INSTRUCTION — Gather from the material every line that contains the string "ಯಕರನ".

= = = =

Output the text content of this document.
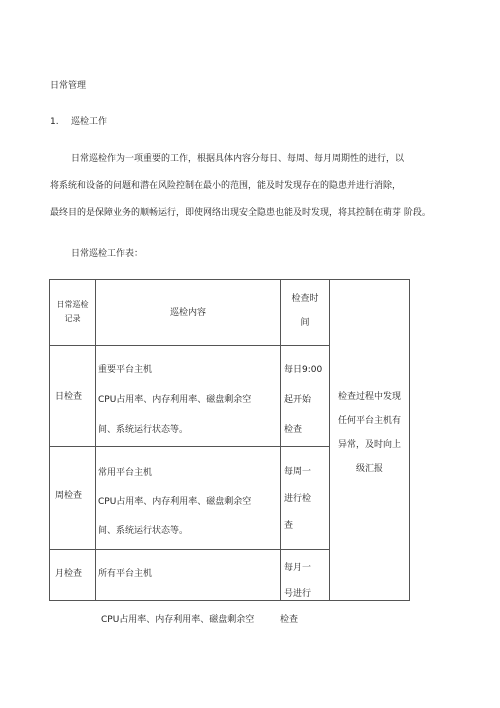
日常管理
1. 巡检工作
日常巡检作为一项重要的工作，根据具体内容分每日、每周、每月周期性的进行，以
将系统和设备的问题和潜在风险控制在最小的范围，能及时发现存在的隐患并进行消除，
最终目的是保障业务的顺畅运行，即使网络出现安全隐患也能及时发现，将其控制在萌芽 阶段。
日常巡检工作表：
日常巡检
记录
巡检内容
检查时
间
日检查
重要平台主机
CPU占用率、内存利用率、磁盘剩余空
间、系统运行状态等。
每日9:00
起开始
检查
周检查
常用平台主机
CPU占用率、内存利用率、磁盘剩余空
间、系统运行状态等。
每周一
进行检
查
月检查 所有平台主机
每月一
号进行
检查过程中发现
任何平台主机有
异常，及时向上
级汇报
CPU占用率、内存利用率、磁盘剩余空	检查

= = = =

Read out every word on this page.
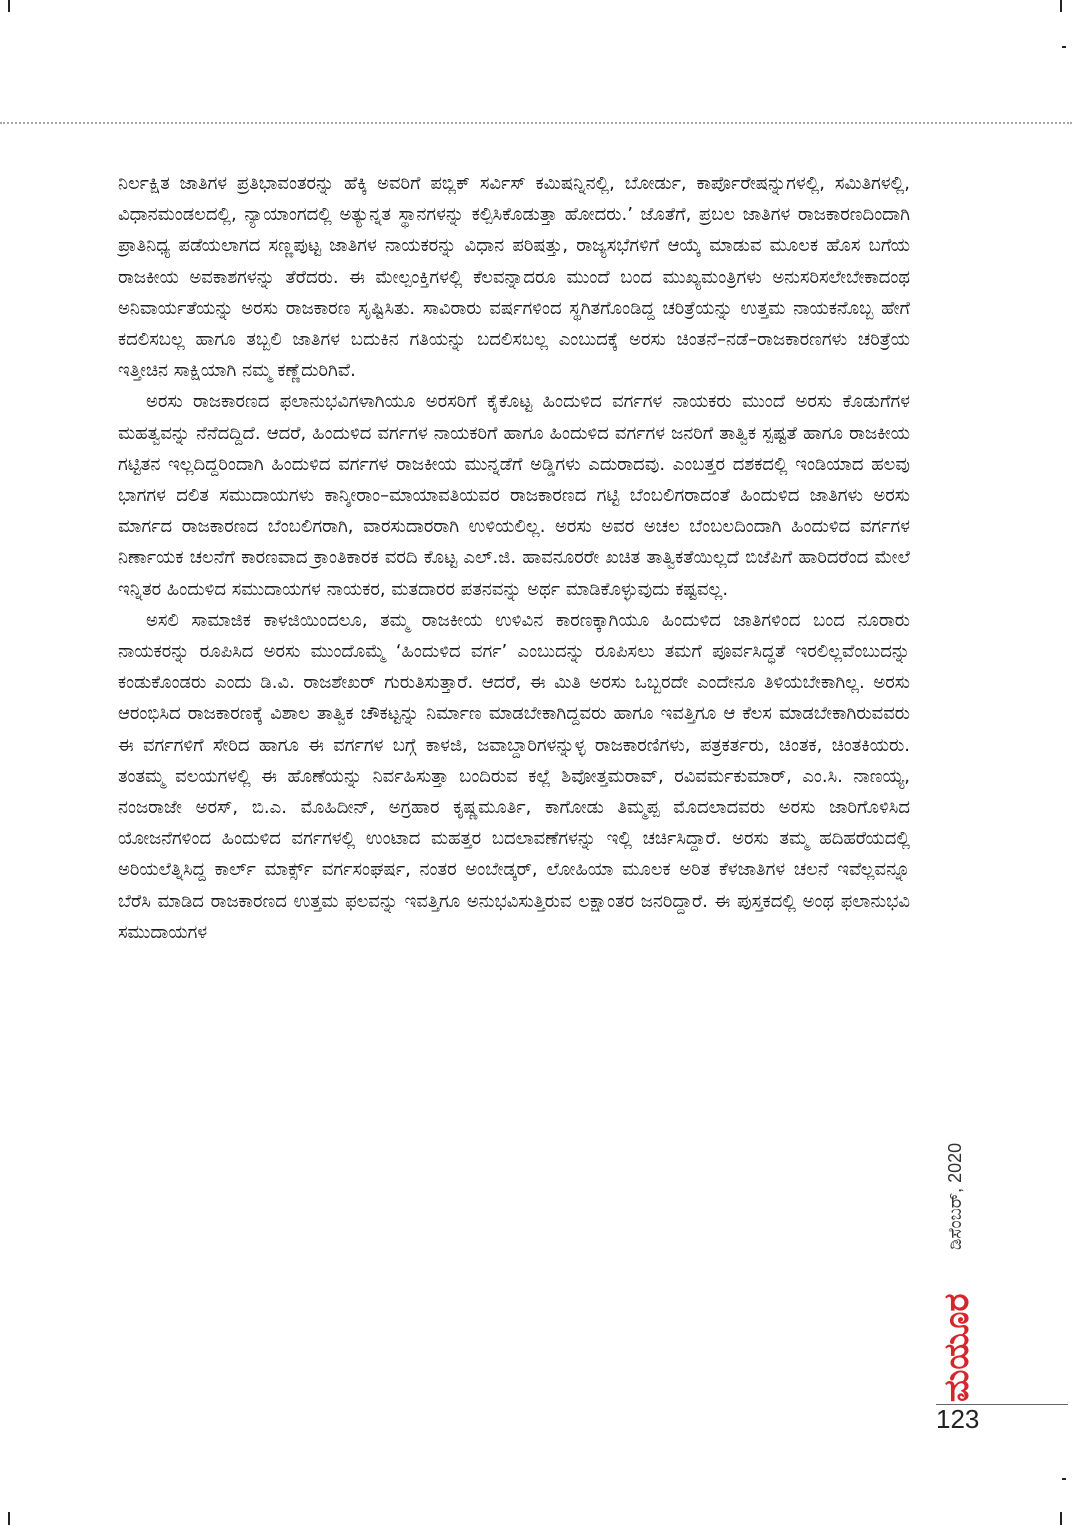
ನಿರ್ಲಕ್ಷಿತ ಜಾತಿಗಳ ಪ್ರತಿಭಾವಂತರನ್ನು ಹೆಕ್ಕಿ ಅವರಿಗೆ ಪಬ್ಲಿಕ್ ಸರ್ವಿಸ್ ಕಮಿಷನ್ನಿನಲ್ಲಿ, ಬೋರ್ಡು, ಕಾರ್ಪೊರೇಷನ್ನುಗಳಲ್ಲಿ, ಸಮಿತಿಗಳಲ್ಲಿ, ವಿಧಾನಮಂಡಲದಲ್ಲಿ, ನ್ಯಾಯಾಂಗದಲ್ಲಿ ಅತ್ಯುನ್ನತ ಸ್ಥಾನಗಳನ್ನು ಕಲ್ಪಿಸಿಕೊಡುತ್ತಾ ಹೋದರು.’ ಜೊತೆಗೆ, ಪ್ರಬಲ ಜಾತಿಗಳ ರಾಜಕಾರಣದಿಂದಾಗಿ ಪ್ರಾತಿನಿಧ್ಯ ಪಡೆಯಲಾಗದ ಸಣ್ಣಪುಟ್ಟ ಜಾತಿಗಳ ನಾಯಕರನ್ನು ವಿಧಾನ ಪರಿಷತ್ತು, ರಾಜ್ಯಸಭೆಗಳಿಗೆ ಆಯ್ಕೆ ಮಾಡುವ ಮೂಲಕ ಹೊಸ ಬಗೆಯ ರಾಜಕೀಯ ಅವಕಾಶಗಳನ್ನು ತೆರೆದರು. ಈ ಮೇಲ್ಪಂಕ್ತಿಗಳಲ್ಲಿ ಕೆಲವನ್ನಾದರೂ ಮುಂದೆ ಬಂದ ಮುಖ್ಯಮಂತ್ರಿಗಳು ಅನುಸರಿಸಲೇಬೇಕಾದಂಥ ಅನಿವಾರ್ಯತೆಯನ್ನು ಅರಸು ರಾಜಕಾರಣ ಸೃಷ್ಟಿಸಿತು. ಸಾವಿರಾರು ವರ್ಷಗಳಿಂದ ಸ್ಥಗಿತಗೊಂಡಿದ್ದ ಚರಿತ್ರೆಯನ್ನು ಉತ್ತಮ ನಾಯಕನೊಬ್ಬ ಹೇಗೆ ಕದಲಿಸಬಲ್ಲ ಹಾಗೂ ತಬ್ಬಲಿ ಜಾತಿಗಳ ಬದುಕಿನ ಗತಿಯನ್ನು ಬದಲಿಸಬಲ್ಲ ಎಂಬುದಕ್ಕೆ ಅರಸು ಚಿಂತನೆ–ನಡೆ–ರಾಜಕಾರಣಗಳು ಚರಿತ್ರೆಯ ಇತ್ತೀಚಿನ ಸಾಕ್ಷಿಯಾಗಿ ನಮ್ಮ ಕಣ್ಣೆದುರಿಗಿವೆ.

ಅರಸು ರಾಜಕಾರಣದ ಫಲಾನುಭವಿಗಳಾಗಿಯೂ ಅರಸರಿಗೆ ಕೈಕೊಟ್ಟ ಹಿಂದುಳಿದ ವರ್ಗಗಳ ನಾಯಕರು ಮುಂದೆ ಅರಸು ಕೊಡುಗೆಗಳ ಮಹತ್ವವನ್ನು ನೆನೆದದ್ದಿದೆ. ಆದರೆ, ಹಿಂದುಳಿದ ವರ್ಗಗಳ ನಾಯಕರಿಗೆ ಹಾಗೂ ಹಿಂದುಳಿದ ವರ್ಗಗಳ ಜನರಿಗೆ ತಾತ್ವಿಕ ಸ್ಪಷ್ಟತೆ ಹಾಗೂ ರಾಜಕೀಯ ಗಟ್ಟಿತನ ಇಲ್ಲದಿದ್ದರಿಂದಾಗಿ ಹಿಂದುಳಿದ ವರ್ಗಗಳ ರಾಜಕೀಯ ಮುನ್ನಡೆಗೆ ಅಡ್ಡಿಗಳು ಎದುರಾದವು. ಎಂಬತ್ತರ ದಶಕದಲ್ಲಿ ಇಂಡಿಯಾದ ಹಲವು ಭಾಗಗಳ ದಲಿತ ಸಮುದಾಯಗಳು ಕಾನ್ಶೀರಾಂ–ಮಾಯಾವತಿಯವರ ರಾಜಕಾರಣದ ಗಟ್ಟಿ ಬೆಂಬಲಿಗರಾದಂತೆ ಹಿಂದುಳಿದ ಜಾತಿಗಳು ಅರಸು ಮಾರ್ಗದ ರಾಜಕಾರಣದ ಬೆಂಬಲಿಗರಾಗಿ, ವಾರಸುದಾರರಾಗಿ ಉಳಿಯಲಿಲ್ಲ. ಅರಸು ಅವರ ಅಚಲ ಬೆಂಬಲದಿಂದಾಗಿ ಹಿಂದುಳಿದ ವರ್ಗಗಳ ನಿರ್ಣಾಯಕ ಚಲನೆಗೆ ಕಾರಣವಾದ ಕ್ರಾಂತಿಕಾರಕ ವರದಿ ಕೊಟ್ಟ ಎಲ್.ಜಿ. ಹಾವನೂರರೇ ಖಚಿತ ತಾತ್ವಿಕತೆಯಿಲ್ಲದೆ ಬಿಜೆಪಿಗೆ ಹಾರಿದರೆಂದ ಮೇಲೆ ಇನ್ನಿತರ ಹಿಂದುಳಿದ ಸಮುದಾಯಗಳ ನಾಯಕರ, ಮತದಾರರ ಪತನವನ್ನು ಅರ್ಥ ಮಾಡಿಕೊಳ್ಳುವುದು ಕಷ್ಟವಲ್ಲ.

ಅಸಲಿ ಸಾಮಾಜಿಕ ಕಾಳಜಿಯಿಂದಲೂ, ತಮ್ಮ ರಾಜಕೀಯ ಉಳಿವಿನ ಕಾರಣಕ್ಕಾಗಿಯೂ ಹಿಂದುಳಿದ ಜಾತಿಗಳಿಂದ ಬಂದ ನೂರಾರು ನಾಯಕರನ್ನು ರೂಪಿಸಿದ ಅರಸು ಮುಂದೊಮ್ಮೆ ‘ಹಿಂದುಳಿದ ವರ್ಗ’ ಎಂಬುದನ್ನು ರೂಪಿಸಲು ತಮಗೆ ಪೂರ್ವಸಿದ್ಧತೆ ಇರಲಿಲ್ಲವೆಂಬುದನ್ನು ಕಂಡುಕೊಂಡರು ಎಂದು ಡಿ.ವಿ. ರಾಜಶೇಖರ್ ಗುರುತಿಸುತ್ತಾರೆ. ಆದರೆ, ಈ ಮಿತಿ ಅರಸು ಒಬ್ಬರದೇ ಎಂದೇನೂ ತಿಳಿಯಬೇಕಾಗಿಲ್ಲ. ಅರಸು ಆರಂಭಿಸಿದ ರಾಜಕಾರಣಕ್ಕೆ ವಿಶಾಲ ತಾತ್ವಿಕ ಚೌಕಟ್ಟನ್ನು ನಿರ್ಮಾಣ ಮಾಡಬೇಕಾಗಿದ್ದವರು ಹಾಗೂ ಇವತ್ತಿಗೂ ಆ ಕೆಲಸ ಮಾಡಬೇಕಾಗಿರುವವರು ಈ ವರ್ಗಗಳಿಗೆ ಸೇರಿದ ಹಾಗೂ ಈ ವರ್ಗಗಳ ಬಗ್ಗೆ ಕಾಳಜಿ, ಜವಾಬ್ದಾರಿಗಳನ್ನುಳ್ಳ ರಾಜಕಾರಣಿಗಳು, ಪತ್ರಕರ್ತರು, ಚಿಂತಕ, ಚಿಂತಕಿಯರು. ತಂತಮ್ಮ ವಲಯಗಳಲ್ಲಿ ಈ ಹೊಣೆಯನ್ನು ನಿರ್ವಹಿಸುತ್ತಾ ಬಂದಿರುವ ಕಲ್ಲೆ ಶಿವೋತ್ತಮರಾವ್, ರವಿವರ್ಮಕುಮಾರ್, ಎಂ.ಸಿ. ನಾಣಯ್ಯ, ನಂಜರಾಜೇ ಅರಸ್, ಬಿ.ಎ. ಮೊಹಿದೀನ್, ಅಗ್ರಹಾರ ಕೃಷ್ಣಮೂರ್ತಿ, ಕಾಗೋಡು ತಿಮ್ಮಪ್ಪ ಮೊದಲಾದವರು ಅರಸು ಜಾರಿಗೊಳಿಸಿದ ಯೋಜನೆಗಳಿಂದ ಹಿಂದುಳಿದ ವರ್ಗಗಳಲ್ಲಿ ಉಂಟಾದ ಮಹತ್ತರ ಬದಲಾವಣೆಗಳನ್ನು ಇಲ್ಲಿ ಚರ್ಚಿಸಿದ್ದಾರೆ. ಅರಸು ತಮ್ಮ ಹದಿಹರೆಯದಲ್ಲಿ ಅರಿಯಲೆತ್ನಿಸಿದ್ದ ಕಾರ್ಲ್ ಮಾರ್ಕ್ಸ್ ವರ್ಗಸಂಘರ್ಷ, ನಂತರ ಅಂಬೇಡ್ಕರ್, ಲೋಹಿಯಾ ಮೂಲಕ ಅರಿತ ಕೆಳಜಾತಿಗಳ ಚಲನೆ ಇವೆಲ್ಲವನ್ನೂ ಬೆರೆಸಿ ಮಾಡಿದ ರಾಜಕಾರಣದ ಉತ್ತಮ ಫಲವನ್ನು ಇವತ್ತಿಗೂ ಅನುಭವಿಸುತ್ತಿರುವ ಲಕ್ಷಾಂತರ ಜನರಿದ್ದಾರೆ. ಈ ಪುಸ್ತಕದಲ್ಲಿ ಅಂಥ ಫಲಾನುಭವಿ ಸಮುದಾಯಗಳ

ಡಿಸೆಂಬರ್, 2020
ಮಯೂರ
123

= = = =

RESULT FOR THIS EXERCISE —
ನಿರ್ಲಕ್ಷಿತ ಜಾತಿಗಳ ಪ್ರತಿಭಾವಂತರನ್ನು ಹೆಕ್ಕಿ ಅವರಿಗೆ ಪಬ್ಲಿಕ್ ಸರ್ವಿಸ್ ಕಮಿಷನ್ನಿನಲ್ಲಿ, ಬೋರ್ಡು, ಕಾರ್ಪೊರೇಷನ್ನುಗಳಲ್ಲಿ, ಸಮಿತಿಗಳಲ್ಲಿ, ವಿಧಾನಮಂಡಲದಲ್ಲಿ, ನ್ಯಾಯಾಂಗದಲ್ಲಿ ಅತ್ಯುನ್ನತ ಸ್ಥಾನಗಳನ್ನು ಕಲ್ಪಿಸಿಕೊಡುತ್ತಾ ಹೋದರು.’ ಜೊತೆಗೆ, ಪ್ರಬಲ ಜಾತಿಗಳ ರಾಜಕಾರಣದಿಂದಾಗಿ ಪ್ರಾತಿನಿಧ್ಯ ಪಡೆಯಲಾಗದ ಸಣ್ಣಪುಟ್ಟ ಜಾತಿಗಳ ನಾಯಕರನ್ನು ವಿಧಾನ ಪರಿಷತ್ತು, ರಾಜ್ಯಸಭೆಗಳಿಗೆ ಆಯ್ಕೆ ಮಾಡುವ ಮೂಲಕ ಹೊಸ ಬಗೆಯ ರಾಜಕೀಯ ಅವಕಾಶಗಳನ್ನು ತೆರೆದರು. ಈ ಮೇಲ್ಪಂಕ್ತಿಗಳಲ್ಲಿ ಕೆಲವನ್ನಾದರೂ ಮುಂದೆ ಬಂದ ಮುಖ್ಯಮಂತ್ರಿಗಳು ಅನುಸರಿಸಲೇಬೇಕಾದಂಥ ಅನಿವಾರ್ಯತೆಯನ್ನು ಅರಸು ರಾಜಕಾರಣ ಸೃಷ್ಟಿಸಿತು. ಸಾವಿರಾರು ವರ್ಷಗಳಿಂದ ಸ್ಥಗಿತಗೊಂಡಿದ್ದ ಚರಿತ್ರೆಯನ್ನು ಉತ್ತಮ ನಾಯಕನೊಬ್ಬ ಹೇಗೆ ಕದಲಿಸಬಲ್ಲ ಹಾಗೂ ತಬ್ಬಲಿ ಜಾತಿಗಳ ಬದುಕಿನ ಗತಿಯನ್ನು ಬದಲಿಸಬಲ್ಲ ಎಂಬುದಕ್ಕೆ ಅರಸು ಚಿಂತನೆ–ನಡೆ–ರಾಜಕಾರಣಗಳು ಚರಿತ್ರೆಯ ಇತ್ತೀಚಿನ ಸಾಕ್ಷಿಯಾಗಿ ನಮ್ಮ ಕಣ್ಣೆದುರಿಗಿವೆ.
ಅಸಲಿ ಸಾಮಾಜಿಕ ಕಾಳಜಿಯಿಂದಲೂ, ತಮ್ಮ ರಾಜಕೀಯ ಉಳಿವಿನ ಕಾರಣಕ್ಕಾಗಿಯೂ ಹಿಂದುಳಿದ ಜಾತಿಗಳಿಂದ ಬಂದ ನೂರಾರು ನಾಯಕರನ್ನು ರೂಪಿಸಿದ ಅರಸು ಮುಂದೊಮ್ಮೆ ‘ಹಿಂದುಳಿದ ವರ್ಗ’ ಎಂಬುದನ್ನು ರೂಪಿಸಲು ತಮಗೆ ಪೂರ್ವಸಿದ್ಧತೆ ಇರಲಿಲ್ಲವೆಂಬುದನ್ನು ಕಂಡುಕೊಂಡರು ಎಂದು ಡಿ.ವಿ. ರಾಜಶೇಖರ್ ಗುರುತಿಸುತ್ತಾರೆ. ಆದರೆ, ಈ ಮಿತಿ ಅರಸು ಒಬ್ಬರದೇ ಎಂದೇನೂ ತಿಳಿಯಬೇಕಾಗಿಲ್ಲ. ಅರಸು ಆರಂಭಿಸಿದ ರಾಜಕಾರಣಕ್ಕೆ ವಿಶಾಲ ತಾತ್ವಿಕ ಚೌಕಟ್ಟನ್ನು ನಿರ್ಮಾಣ ಮಾಡಬೇಕಾಗಿದ್ದವರು ಹಾಗೂ ಇವತ್ತಿಗೂ ಆ ಕೆಲಸ ಮಾಡಬೇಕಾಗಿರುವವರು ಈ ವರ್ಗಗಳಿಗೆ ಸೇರಿದ ಹಾಗೂ ಈ ವರ್ಗಗಳ ಬಗ್ಗೆ ಕಾಳಜಿ, ಜವಾಬ್ದಾರಿಗಳನ್ನುಳ್ಳ ರಾಜಕಾರಣಿಗಳು, ಪತ್ರಕರ್ತರು, ಚಿಂತಕ, ಚಿಂತಕಿಯರು. ತಂತಮ್ಮ ವಲಯಗಳಲ್ಲಿ ಈ ಹೊಣೆಯನ್ನು ನಿರ್ವಹಿಸುತ್ತಾ ಬಂದಿರುವ ಕಲ್ಲೆ ಶಿವೋತ್ತಮರಾವ್, ರವಿವರ್ಮಕುಮಾರ್, ಎಂ.ಸಿ. ನಾಣಯ್ಯ, ನಂಜರಾಜೇ ಅರಸ್, ಬಿ.ಎ. ಮೊಹಿದೀನ್, ಅಗ್ರಹಾರ ಕೃಷ್ಣಮೂರ್ತಿ, ಕಾಗೋಡು ತಿಮ್ಮಪ್ಪ ಮೊದಲಾದವರು ಅರಸು ಜಾರಿಗೊಳಿಸಿದ ಯೋಜನೆಗಳಿಂದ ಹಿಂದುಳಿದ ವರ್ಗಗಳಲ್ಲಿ ಉಂಟಾದ ಮಹತ್ತರ ಬದಲಾವಣೆಗಳನ್ನು ಇಲ್ಲಿ ಚರ್ಚಿಸಿದ್ದಾರೆ. ಅರಸು ತಮ್ಮ ಹದಿಹರೆಯದಲ್ಲಿ ಅರಿಯಲೆತ್ನಿಸಿದ್ದ ಕಾರ್ಲ್ ಮಾರ್ಕ್ಸ್ ವರ್ಗಸಂಘರ್ಷ, ನಂತರ ಅಂಬೇಡ್ಕರ್, ಲೋಹಿಯಾ ಮೂಲಕ ಅರಿತ ಕೆಳಜಾತಿಗಳ ಚಲನೆ ಇವೆಲ್ಲವನ್ನೂ ಬೆರೆಸಿ ಮಾಡಿದ ರಾಜಕಾರಣದ ಉತ್ತಮ ಫಲವನ್ನು ಇವತ್ತಿಗೂ ಅನುಭವಿಸುತ್ತಿರುವ ಲಕ್ಷಾಂತರ ಜನರಿದ್ದಾರೆ. ಈ ಪುಸ್ತಕದಲ್ಲಿ ಅಂಥ ಫಲಾನುಭವಿ ಸಮುದಾಯಗಳ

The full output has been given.